** start of LISTED ENTRIES **

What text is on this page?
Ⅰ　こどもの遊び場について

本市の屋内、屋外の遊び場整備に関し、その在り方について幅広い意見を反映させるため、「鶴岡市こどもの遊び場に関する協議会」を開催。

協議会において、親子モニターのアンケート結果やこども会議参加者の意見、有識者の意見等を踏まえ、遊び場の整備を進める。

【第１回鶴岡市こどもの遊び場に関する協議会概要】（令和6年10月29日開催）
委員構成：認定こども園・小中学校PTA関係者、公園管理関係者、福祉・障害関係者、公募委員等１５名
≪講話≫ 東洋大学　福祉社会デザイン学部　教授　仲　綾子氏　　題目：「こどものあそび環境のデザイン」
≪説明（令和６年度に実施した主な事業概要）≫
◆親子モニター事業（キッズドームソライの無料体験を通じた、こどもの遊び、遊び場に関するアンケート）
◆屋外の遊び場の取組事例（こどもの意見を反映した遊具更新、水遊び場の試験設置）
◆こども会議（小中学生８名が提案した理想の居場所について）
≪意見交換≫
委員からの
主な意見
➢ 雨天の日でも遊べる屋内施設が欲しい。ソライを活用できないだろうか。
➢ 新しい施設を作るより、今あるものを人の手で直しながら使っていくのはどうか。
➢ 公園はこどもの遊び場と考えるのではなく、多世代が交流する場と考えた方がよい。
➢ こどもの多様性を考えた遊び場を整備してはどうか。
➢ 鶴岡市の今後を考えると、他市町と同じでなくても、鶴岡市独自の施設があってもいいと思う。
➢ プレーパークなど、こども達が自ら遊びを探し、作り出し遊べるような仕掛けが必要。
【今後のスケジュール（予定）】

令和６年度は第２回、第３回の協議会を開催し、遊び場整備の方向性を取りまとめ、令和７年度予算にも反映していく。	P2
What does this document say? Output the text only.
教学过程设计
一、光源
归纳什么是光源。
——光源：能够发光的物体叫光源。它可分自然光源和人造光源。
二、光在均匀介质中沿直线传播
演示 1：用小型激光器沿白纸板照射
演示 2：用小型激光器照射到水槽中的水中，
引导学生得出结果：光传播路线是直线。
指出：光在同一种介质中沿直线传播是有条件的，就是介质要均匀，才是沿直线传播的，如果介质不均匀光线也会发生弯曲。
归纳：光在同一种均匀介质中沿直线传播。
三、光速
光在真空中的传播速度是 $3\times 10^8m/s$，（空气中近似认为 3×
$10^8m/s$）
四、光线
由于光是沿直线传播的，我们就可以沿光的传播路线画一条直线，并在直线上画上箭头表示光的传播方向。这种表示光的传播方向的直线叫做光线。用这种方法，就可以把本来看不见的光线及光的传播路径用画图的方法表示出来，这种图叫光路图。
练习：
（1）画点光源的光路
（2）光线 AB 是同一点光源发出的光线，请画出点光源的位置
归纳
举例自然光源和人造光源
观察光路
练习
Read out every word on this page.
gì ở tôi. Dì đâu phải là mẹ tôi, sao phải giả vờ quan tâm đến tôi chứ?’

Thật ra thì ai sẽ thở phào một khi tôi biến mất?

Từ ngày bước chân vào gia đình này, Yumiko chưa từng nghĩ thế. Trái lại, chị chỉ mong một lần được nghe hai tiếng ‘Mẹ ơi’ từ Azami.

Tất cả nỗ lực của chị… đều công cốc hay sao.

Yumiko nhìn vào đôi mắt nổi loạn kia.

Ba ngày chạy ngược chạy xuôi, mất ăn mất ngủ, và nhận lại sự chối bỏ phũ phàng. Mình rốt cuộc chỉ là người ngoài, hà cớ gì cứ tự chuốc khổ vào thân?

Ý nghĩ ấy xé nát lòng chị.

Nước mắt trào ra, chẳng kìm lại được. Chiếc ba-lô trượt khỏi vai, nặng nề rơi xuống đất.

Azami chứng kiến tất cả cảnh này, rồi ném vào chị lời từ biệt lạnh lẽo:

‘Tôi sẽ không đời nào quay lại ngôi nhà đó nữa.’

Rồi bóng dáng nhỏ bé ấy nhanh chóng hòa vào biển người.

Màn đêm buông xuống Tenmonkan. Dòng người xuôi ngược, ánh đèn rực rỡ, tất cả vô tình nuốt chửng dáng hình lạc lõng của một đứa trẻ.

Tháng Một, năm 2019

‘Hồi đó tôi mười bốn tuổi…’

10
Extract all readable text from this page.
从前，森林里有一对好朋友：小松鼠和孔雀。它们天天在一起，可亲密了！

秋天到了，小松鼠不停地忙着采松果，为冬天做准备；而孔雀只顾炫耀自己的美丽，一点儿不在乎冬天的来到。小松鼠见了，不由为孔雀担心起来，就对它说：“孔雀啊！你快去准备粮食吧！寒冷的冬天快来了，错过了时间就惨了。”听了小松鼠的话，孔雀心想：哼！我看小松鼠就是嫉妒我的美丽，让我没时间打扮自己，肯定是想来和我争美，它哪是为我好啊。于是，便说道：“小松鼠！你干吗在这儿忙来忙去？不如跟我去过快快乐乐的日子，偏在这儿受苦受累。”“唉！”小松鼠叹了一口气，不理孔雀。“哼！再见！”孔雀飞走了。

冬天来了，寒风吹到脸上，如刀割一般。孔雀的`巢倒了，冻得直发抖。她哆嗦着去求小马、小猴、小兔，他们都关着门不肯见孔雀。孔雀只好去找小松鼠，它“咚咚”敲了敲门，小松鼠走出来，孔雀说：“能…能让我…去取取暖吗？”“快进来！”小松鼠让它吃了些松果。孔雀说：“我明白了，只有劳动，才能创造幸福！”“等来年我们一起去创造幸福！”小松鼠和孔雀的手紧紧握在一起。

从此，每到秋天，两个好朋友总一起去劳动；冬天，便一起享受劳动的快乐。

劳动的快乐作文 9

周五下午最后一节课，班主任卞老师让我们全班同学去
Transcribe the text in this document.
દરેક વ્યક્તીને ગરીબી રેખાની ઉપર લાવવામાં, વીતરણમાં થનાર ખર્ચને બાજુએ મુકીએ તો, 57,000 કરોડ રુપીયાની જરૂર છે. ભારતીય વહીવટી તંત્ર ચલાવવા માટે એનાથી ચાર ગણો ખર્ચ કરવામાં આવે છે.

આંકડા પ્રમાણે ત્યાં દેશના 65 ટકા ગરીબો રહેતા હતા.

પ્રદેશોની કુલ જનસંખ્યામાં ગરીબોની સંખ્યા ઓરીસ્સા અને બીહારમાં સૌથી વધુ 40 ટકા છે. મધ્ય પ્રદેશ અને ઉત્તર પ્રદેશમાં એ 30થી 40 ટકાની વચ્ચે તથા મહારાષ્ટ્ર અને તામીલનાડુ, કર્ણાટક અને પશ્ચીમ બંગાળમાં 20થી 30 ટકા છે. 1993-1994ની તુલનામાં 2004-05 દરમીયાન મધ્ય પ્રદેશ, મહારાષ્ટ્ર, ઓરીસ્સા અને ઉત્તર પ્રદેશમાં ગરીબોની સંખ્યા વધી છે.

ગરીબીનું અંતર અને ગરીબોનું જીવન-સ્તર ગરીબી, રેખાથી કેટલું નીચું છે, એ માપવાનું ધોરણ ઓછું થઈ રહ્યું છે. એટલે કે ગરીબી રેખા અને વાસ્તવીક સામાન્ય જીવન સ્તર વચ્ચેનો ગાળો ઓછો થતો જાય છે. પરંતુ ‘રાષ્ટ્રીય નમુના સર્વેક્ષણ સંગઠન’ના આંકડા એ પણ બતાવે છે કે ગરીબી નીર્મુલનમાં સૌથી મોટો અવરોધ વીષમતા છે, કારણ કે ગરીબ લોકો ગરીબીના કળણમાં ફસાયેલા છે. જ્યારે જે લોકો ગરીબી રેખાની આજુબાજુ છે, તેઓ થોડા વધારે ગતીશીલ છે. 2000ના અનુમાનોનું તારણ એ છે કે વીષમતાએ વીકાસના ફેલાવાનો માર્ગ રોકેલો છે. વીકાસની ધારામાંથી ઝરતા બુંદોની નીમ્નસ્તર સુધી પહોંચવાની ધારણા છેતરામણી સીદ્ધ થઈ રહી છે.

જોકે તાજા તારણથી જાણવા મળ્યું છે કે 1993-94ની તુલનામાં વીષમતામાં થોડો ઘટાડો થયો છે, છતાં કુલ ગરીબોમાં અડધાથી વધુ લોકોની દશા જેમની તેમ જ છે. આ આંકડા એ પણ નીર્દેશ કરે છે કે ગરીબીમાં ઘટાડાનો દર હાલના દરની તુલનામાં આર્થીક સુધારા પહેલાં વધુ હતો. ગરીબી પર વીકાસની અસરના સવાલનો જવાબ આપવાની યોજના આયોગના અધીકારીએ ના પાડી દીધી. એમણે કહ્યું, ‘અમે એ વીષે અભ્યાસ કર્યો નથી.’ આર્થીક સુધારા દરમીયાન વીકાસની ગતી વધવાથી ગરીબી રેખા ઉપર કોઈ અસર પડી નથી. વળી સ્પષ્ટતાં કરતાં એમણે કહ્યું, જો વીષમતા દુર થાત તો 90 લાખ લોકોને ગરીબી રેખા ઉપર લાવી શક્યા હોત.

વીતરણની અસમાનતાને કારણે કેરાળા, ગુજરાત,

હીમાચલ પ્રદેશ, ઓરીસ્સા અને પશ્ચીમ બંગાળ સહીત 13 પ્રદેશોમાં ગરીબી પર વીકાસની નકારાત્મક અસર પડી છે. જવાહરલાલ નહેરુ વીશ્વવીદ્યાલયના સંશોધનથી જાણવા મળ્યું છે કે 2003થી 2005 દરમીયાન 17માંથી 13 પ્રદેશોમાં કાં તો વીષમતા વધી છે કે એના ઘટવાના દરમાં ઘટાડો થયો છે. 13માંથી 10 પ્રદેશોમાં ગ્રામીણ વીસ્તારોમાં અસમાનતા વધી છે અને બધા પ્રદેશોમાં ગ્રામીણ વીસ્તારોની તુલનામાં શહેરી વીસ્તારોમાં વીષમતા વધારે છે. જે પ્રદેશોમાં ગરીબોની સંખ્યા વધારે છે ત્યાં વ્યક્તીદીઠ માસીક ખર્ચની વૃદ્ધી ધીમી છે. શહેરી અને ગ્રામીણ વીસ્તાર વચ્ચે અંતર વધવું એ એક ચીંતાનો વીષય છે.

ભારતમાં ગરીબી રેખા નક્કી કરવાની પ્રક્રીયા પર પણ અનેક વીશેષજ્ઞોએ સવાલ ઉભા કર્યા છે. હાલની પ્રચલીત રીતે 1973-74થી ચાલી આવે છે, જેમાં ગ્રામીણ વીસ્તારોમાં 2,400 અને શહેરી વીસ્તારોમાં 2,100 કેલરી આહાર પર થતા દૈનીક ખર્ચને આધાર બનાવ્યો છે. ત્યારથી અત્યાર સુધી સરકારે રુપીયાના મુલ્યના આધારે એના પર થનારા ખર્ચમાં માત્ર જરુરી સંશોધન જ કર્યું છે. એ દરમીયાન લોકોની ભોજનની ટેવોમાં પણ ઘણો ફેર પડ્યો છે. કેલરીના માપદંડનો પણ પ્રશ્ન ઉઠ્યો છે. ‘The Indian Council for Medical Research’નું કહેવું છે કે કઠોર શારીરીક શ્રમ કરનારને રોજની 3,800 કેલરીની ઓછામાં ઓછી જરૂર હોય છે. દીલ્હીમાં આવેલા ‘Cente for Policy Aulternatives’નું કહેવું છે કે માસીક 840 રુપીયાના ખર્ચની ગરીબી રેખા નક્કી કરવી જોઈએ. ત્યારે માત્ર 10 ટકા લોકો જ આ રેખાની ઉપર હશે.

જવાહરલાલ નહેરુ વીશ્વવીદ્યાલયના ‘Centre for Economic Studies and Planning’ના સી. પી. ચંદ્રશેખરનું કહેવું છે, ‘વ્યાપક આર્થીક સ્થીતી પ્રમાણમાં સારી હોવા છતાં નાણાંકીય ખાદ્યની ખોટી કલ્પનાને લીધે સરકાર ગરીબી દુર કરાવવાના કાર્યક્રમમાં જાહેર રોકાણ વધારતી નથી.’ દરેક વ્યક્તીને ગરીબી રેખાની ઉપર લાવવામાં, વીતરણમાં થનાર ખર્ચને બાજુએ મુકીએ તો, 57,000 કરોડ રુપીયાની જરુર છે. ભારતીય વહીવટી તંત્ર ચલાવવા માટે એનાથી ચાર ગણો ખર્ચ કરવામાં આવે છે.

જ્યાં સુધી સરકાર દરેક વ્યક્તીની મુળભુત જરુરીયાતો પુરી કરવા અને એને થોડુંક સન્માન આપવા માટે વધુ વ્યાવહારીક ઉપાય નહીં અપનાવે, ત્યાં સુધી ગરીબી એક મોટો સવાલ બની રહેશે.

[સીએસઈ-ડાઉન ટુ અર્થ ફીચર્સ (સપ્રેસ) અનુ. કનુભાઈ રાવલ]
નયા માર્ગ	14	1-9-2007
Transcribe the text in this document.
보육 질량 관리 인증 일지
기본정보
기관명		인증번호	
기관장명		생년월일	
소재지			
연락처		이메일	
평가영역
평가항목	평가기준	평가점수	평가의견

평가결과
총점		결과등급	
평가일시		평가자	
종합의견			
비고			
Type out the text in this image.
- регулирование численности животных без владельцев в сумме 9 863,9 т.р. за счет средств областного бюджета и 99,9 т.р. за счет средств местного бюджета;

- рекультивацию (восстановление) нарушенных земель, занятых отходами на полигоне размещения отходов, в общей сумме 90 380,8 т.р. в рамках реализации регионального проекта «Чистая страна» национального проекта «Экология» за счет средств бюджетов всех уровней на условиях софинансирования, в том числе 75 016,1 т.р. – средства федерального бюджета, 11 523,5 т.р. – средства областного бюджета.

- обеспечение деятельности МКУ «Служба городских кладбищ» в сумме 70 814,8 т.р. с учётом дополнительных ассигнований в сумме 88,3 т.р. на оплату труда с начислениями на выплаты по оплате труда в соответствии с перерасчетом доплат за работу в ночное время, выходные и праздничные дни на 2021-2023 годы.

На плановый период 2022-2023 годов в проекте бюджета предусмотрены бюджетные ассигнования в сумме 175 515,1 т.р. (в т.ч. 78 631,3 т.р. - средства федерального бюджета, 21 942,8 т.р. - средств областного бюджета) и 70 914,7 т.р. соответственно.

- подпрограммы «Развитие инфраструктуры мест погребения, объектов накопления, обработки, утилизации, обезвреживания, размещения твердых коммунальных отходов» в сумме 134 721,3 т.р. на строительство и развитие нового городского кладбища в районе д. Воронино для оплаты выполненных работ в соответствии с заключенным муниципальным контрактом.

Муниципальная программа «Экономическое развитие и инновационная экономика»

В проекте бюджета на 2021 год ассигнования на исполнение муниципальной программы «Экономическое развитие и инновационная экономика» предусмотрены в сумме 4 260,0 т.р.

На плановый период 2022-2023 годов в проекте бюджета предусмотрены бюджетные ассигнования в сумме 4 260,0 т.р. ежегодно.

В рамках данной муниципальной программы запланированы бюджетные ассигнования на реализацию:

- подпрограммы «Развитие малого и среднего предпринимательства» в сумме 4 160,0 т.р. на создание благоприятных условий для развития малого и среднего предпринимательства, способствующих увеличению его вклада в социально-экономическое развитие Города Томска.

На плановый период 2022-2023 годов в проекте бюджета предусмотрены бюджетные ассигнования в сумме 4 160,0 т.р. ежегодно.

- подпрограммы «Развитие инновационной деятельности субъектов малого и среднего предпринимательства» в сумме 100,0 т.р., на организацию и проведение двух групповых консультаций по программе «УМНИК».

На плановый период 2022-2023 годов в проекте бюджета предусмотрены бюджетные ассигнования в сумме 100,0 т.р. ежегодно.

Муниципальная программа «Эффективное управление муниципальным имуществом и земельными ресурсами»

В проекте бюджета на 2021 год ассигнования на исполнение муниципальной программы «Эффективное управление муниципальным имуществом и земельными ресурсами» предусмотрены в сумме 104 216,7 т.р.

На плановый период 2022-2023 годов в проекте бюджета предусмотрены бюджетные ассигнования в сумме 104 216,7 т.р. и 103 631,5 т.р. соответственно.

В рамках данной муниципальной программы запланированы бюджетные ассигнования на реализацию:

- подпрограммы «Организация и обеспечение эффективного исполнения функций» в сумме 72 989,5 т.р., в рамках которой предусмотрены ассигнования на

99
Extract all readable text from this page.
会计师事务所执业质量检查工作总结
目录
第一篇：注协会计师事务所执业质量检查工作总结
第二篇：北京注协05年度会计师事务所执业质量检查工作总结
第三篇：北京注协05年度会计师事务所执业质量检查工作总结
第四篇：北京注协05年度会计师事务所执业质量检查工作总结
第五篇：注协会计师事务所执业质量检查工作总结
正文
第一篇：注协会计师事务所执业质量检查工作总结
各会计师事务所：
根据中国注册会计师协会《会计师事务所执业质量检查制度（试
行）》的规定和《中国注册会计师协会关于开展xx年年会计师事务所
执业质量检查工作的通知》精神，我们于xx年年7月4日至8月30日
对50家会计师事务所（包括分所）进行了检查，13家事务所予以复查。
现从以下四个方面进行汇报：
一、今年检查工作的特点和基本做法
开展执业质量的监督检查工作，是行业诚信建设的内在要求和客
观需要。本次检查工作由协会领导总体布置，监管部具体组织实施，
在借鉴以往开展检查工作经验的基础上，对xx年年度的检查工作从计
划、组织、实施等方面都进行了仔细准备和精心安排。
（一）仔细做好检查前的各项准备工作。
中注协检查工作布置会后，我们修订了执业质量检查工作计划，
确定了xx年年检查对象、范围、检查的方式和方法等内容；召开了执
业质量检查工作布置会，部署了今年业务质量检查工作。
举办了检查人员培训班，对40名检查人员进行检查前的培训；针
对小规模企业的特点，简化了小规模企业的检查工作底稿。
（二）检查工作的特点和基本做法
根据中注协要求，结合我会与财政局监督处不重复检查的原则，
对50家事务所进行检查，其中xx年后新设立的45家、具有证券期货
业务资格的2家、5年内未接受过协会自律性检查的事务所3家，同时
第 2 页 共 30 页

** end of LISTED ENTRIES **

■ DIRECTION:
Where a line in the material above holds "page", copy that line.

■ WORKED SOLUTION:
What text is on this page?
Read out every word on this page.
Extract all readable text from this page.
Extract all readable text from this page.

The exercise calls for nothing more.